:: Goal ::
Copy, from the entries below, each line in which the string "subtitle" appears.

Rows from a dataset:
** begin **

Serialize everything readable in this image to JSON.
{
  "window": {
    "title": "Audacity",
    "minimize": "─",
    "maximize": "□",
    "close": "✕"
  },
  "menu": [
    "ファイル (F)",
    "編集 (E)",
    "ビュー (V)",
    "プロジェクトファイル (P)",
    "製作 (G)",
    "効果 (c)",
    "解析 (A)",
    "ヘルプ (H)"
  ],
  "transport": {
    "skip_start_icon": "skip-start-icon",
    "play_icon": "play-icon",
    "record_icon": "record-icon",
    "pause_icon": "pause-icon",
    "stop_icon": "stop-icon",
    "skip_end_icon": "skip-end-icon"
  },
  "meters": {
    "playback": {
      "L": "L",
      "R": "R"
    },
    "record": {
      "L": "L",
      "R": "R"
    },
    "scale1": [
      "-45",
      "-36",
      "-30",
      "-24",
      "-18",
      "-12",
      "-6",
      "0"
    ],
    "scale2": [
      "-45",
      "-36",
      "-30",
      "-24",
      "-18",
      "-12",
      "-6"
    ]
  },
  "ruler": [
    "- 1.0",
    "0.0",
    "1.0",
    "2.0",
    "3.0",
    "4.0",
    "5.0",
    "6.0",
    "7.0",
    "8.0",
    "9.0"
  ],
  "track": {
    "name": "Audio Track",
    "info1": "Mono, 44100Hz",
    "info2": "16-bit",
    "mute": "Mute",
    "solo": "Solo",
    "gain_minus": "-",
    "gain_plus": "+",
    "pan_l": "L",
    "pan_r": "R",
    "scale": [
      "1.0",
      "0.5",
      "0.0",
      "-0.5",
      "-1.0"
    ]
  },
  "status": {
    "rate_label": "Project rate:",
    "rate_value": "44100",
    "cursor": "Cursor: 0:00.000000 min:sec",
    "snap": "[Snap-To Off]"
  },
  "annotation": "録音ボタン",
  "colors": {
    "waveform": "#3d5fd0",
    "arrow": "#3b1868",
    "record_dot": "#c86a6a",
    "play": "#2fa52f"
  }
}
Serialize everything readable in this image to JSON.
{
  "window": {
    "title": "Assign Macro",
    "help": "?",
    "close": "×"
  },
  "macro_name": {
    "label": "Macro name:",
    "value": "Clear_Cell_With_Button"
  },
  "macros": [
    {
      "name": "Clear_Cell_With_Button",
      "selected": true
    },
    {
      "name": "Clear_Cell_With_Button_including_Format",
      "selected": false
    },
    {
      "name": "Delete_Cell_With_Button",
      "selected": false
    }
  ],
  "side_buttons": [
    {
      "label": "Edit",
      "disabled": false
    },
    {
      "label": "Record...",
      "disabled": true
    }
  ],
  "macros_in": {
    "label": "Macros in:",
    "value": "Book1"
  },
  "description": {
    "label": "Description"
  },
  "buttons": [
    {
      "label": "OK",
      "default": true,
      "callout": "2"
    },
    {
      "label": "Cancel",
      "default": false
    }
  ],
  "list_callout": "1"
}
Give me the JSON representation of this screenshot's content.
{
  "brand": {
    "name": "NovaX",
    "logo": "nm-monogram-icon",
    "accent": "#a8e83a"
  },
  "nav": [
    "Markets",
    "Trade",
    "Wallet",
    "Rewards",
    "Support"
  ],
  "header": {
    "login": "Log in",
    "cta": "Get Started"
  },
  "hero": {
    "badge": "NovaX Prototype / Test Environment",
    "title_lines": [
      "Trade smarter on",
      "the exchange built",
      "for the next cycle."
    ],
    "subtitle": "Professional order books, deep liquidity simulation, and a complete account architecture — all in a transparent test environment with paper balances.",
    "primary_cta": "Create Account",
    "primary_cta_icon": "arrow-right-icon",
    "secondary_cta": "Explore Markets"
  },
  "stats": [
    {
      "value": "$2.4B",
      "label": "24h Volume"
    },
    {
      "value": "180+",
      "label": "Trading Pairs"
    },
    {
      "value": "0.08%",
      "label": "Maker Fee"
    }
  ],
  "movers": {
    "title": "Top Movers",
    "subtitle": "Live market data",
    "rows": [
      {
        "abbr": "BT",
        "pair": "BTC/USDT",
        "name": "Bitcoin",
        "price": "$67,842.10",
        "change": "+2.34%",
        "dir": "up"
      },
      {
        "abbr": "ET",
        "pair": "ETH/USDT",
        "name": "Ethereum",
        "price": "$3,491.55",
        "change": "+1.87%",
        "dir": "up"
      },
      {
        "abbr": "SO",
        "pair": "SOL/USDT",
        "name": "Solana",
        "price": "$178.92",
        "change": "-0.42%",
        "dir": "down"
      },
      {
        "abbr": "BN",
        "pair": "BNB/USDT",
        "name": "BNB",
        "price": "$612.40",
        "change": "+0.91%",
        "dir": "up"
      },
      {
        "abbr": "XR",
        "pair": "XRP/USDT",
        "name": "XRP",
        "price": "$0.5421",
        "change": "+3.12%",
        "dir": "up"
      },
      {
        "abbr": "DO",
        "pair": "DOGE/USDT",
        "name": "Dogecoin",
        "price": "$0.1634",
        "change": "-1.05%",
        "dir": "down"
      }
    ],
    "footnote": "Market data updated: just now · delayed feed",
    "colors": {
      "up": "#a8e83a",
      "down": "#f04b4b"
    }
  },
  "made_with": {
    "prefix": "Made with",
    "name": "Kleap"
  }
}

** end **

:: Solution for this task ::
    "subtitle": "Professional order books, deep liquidity simulation, and a complete account architecture — all in a transparent test environment with paper balances.",
    "subtitle": "Live market data",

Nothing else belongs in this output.